* [Your instructions] Quote the records below in full, exactly as given, with the images taken out.

* [Data extract]

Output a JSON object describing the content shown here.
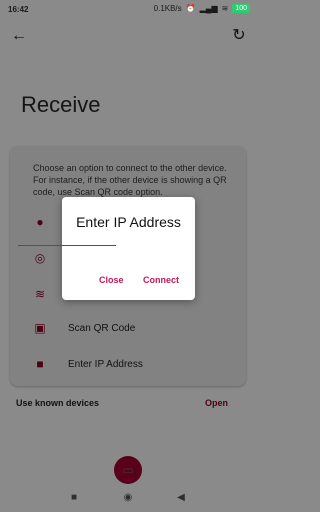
{
  "status_bar": {
    "time": "16:42",
    "network_speed": "0.1KB/s",
    "battery": "100"
  },
  "toolbar": {
    "back_icon": "arrow-left-icon",
    "refresh_icon": "refresh-icon"
  },
  "page": {
    "title": "Receive"
  },
  "card": {
    "description": "Choose an option to connect to the other device. For instance, if the other device is showing a QR code, use Scan QR code option.",
    "options": [
      {
        "icon": "help-icon",
        "label": ""
      },
      {
        "icon": "hotspot-icon",
        "label": ""
      },
      {
        "icon": "wifi-icon",
        "label": ""
      },
      {
        "icon": "qr-scan-icon",
        "label": "Scan QR Code"
      },
      {
        "icon": "ip-icon",
        "label": "Enter IP Address"
      }
    ]
  },
  "known_devices": {
    "label": "Use known devices",
    "action": "Open"
  },
  "dialog": {
    "title": "Enter IP Address",
    "input_value": "",
    "close_label": "Close",
    "connect_label": "Connect"
  },
  "colors": {
    "accent": "#c2185b",
    "scrim": "#8a8a8a"
  }
}
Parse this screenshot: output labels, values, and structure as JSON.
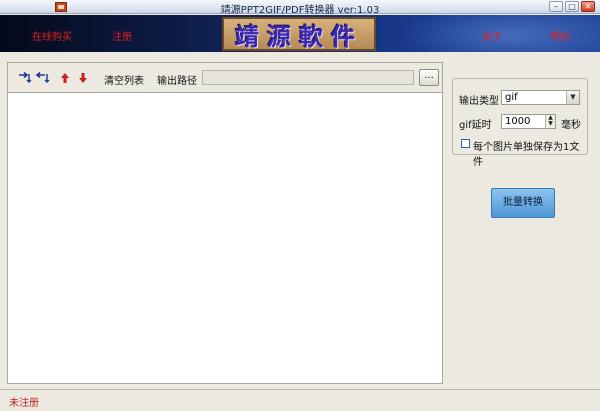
{
  "window": {
    "title": "靖源PPT2GIF/PDF转换器 ver:1.03",
    "controls": {
      "minimize": "–",
      "maximize": "□",
      "close": "✕"
    }
  },
  "banner": {
    "links_left": [
      "在线购买",
      "注册"
    ],
    "logo_text": "靖源軟件",
    "links_right": [
      "关于",
      "帮助"
    ]
  },
  "toolbar": {
    "icons": [
      "add-files-icon",
      "remove-files-icon",
      "move-up-icon",
      "move-down-icon"
    ],
    "clear_list_label": "清空列表",
    "output_path_label": "输出路径",
    "output_path_value": "",
    "browse_label": "..."
  },
  "options": {
    "output_type_label": "输出类型",
    "output_type_value": "gif",
    "gif_delay_label": "gif延时",
    "gif_delay_value": "1000",
    "gif_delay_unit": "毫秒",
    "separate_files_label": "每个图片单独保存为1文件",
    "separate_files_checked": false
  },
  "convert_button_label": "批量转换",
  "status": {
    "text": "未注册"
  },
  "colors": {
    "accent_red": "#c81e1e",
    "button_blue": "#4f97d8"
  }
}
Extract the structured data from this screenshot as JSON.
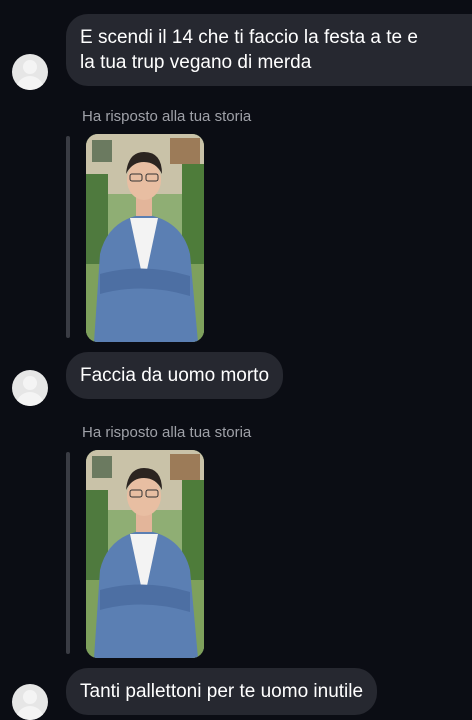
{
  "messages": [
    {
      "lines": [
        "E scendi il 14 che ti faccio la festa a te e",
        "la tua trup vegano di merda"
      ]
    },
    {
      "reply_label": "Ha risposto alla tua storia",
      "story_image": "story-photo-man-blue-blazer"
    },
    {
      "text": "Faccia da uomo morto"
    },
    {
      "reply_label": "Ha risposto alla tua storia",
      "story_image": "story-photo-man-blue-blazer"
    },
    {
      "text": "Tanti pallettoni per te uomo inutile"
    }
  ],
  "colors": {
    "background": "#0b0d14",
    "bubble": "#262830",
    "label": "#9fa1a8"
  }
}
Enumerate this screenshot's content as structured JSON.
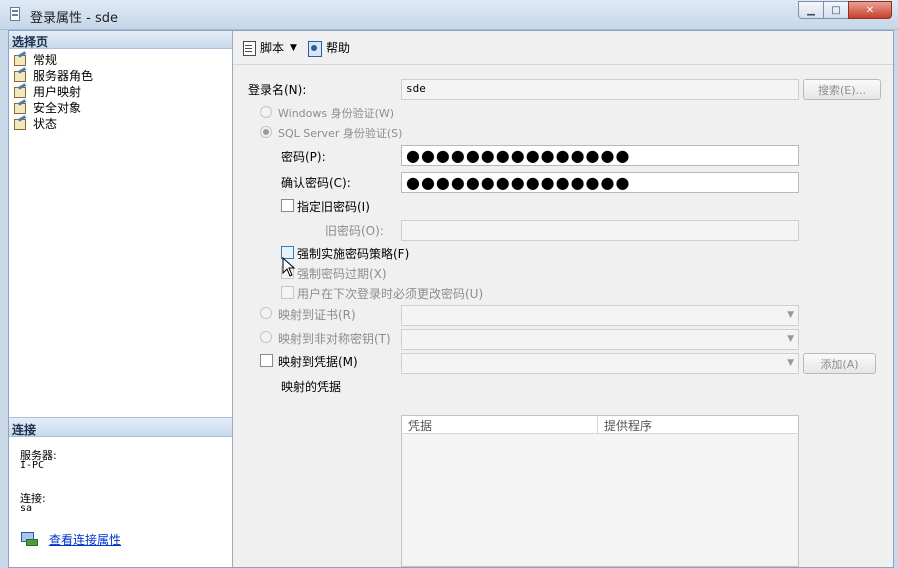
{
  "window": {
    "title": "登录属性 - sde",
    "controls": {
      "minimize": "▁",
      "maximize": "□",
      "close": "✕"
    }
  },
  "left_panel": {
    "header": "选择页",
    "pages": [
      {
        "label": "常规",
        "icon": "page-icon"
      },
      {
        "label": "服务器角色",
        "icon": "page-icon"
      },
      {
        "label": "用户映射",
        "icon": "page-icon"
      },
      {
        "label": "安全对象",
        "icon": "page-icon"
      },
      {
        "label": "状态",
        "icon": "page-icon"
      }
    ],
    "connection": {
      "header": "连接",
      "server_label": "服务器:",
      "server_value": "I-PC",
      "connection_label": "连接:",
      "connection_value": "sa",
      "view_props_link": "查看连接属性",
      "link_icon": "connection-properties-icon"
    }
  },
  "toolbar": {
    "script_label": "脚本",
    "script_dropdown": "▼",
    "help_label": "帮助"
  },
  "form": {
    "login_name_label": "登录名(N):",
    "login_name_value": "sde",
    "search_button": "搜索(E)...",
    "windows_auth_label": "Windows 身份验证(W)",
    "sql_auth_label": "SQL Server 身份验证(S)",
    "password_label": "密码(P):",
    "password_value": "●●●●●●●●●●●●●●●",
    "confirm_password_label": "确认密码(C):",
    "confirm_password_value": "●●●●●●●●●●●●●●●",
    "specify_old_password_label": "指定旧密码(I)",
    "old_password_label": "旧密码(O):",
    "enforce_policy_label": "强制实施密码策略(F)",
    "enforce_expiration_label": "强制密码过期(X)",
    "must_change_label": "用户在下次登录时必须更改密码(U)",
    "map_certificate_label": "映射到证书(R)",
    "map_asymmetric_key_label": "映射到非对称密钥(T)",
    "map_credential_label": "映射到凭据(M)",
    "add_button": "添加(A)",
    "mapped_credentials_label": "映射的凭据",
    "credentials_columns": [
      "凭据",
      "提供程序"
    ]
  }
}
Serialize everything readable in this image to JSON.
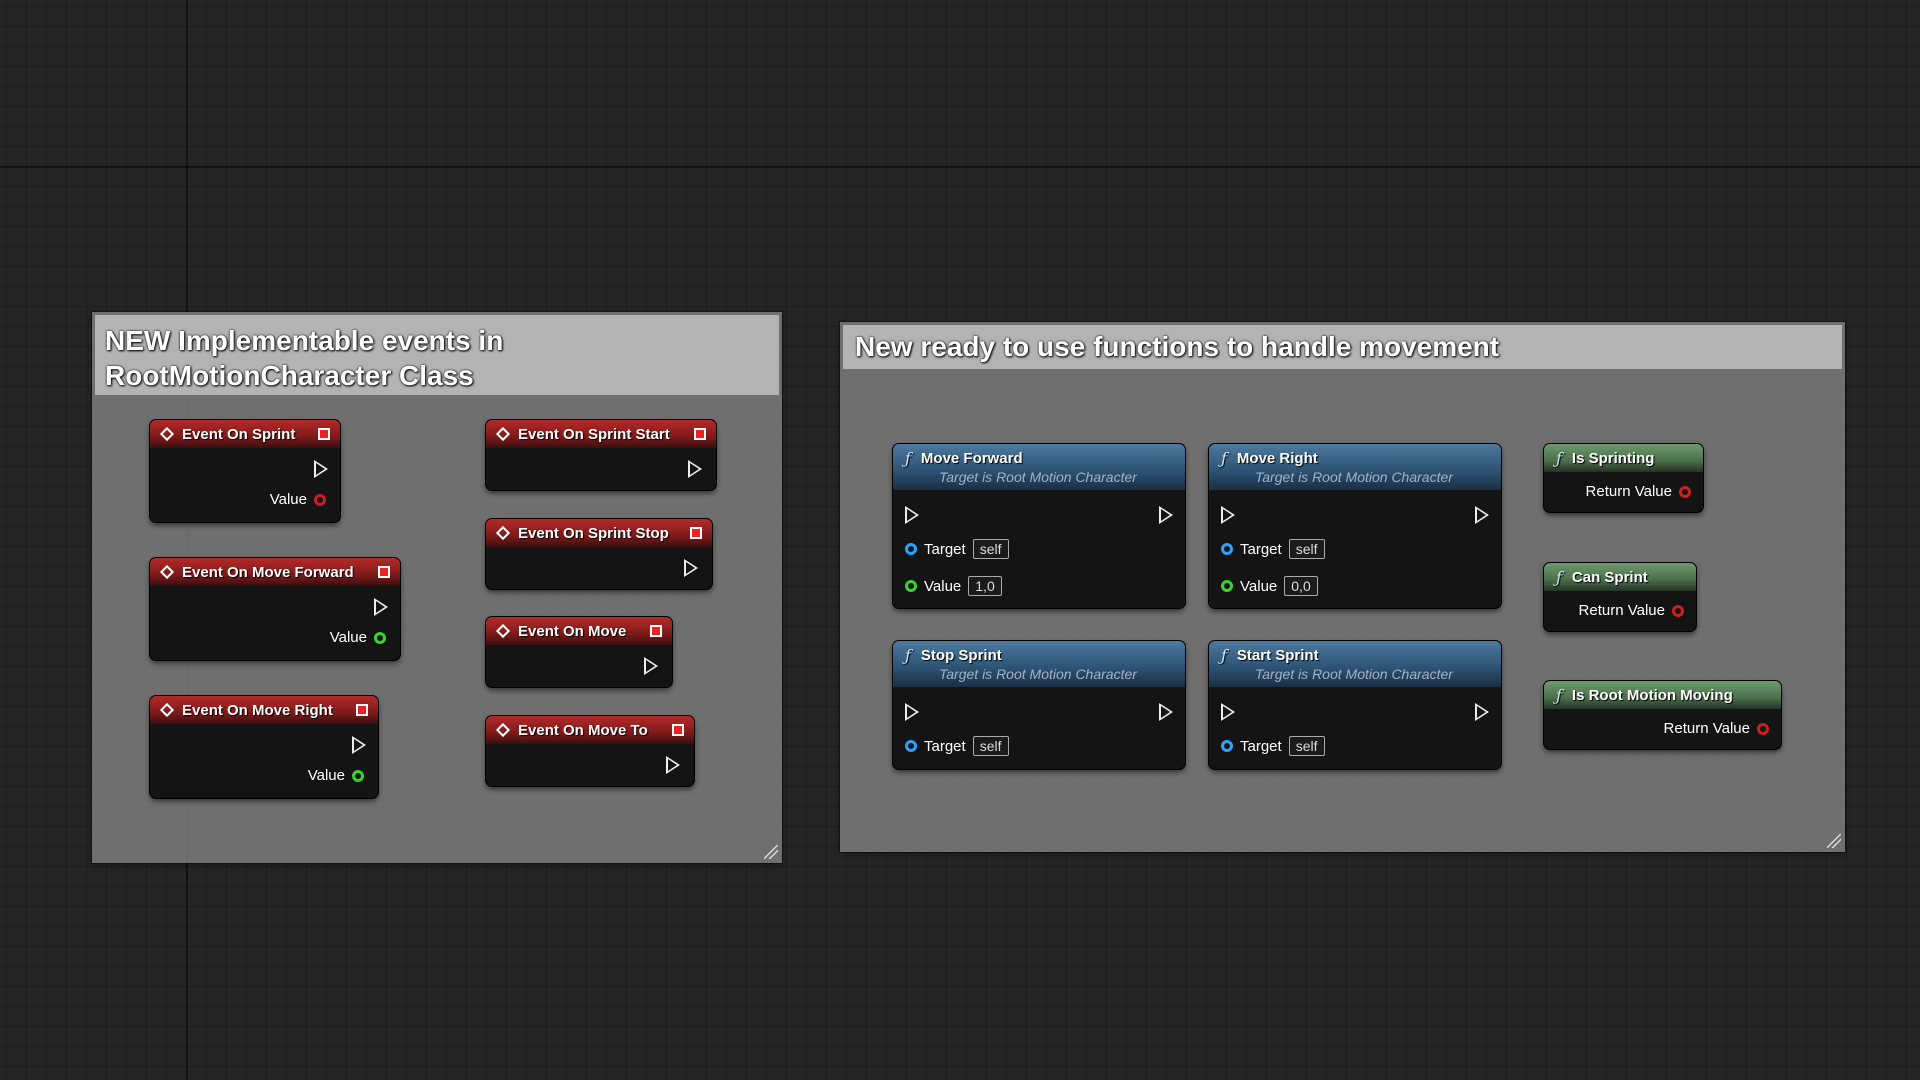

* [The solution]
Output a JSON object describing the content shown here.
{
  "status_bar": {
    "time": "16:42",
    "network_speed": "0.1KB/s",
    "battery": "100"
  },
  "toolbar": {
    "back_icon": "arrow-left-icon",
    "refresh_icon": "refresh-icon"
  },
  "page": {
    "title": "Receive"
  },
  "card": {
    "description": "Choose an option to connect to the other device. For instance, if the other device is showing a QR code, use Scan QR code option.",
    "options": [
      {
        "icon": "help-icon",
        "label": ""
      },
      {
        "icon": "hotspot-icon",
        "label": ""
      },
      {
        "icon": "wifi-icon",
        "label": ""
      },
      {
        "icon": "qr-scan-icon",
        "label": "Scan QR Code"
      },
      {
        "icon": "ip-icon",
        "label": "Enter IP Address"
      }
    ]
  },
  "known_devices": {
    "label": "Use known devices",
    "action": "Open"
  },
  "dialog": {
    "title": "Enter IP Address",
    "input_value": "",
    "close_label": "Close",
    "connect_label": "Connect"
  },
  "colors": {
    "accent": "#c2185b",
    "scrim": "#8a8a8a"
  }
}
Parse this screenshot: output labels, values, and structure as JSON.
{
  "window": {
    "title": "靖源PPT2GIF/PDF转换器 ver:1.03",
    "controls": {
      "minimize": "–",
      "maximize": "□",
      "close": "✕"
    }
  },
  "banner": {
    "links_left": [
      "在线购买",
      "注册"
    ],
    "logo_text": "靖源軟件",
    "links_right": [
      "关于",
      "帮助"
    ]
  },
  "toolbar": {
    "icons": [
      "add-files-icon",
      "remove-files-icon",
      "move-up-icon",
      "move-down-icon"
    ],
    "clear_list_label": "清空列表",
    "output_path_label": "输出路径",
    "output_path_value": "",
    "browse_label": "..."
  },
  "options": {
    "output_type_label": "输出类型",
    "output_type_value": "gif",
    "gif_delay_label": "gif延时",
    "gif_delay_value": "1000",
    "gif_delay_unit": "毫秒",
    "separate_files_label": "每个图片单独保存为1文件",
    "separate_files_checked": false
  },
  "convert_button_label": "批量转换",
  "status": {
    "text": "未注册"
  },
  "colors": {
    "accent_red": "#c81e1e",
    "button_blue": "#4f97d8"
  }
}
Extract the structured data from this screenshot as JSON.
{
  "messages": [
    {
      "lines": [
        "E scendi il 14 che ti faccio la festa a te e",
        "la tua trup vegano di merda"
      ]
    },
    {
      "reply_label": "Ha risposto alla tua storia",
      "story_image": "story-photo-man-blue-blazer"
    },
    {
      "text": "Faccia da uomo morto"
    },
    {
      "reply_label": "Ha risposto alla tua storia",
      "story_image": "story-photo-man-blue-blazer"
    },
    {
      "text": "Tanti pallettoni per te uomo inutile"
    }
  ],
  "colors": {
    "background": "#0b0d14",
    "bubble": "#262830",
    "label": "#9fa1a8"
  }
}
Enumerate this screenshot's content as structured JSON.
{
  "window": {
    "title": "登录属性 - sde",
    "controls": {
      "minimize": "▁",
      "maximize": "□",
      "close": "✕"
    }
  },
  "left_panel": {
    "header": "选择页",
    "pages": [
      {
        "label": "常规",
        "icon": "page-icon"
      },
      {
        "label": "服务器角色",
        "icon": "page-icon"
      },
      {
        "label": "用户映射",
        "icon": "page-icon"
      },
      {
        "label": "安全对象",
        "icon": "page-icon"
      },
      {
        "label": "状态",
        "icon": "page-icon"
      }
    ],
    "connection": {
      "header": "连接",
      "server_label": "服务器:",
      "server_value": "I-PC",
      "connection_label": "连接:",
      "connection_value": "sa",
      "view_props_link": "查看连接属性",
      "link_icon": "connection-properties-icon"
    }
  },
  "toolbar": {
    "script_label": "脚本",
    "script_dropdown": "▼",
    "help_label": "帮助"
  },
  "form": {
    "login_name_label": "登录名(N):",
    "login_name_value": "sde",
    "search_button": "搜索(E)...",
    "windows_auth_label": "Windows 身份验证(W)",
    "sql_auth_label": "SQL Server 身份验证(S)",
    "password_label": "密码(P):",
    "password_value": "●●●●●●●●●●●●●●●",
    "confirm_password_label": "确认密码(C):",
    "confirm_password_value": "●●●●●●●●●●●●●●●",
    "specify_old_password_label": "指定旧密码(I)",
    "old_password_label": "旧密码(O):",
    "enforce_policy_label": "强制实施密码策略(F)",
    "enforce_expiration_label": "强制密码过期(X)",
    "must_change_label": "用户在下次登录时必须更改密码(U)",
    "map_certificate_label": "映射到证书(R)",
    "map_asymmetric_key_label": "映射到非对称密钥(T)",
    "map_credential_label": "映射到凭据(M)",
    "add_button": "添加(A)",
    "mapped_credentials_label": "映射的凭据",
    "credentials_columns": [
      "凭据",
      "提供程序"
    ]
  }
}
Serialize everything readable in this image to JSON.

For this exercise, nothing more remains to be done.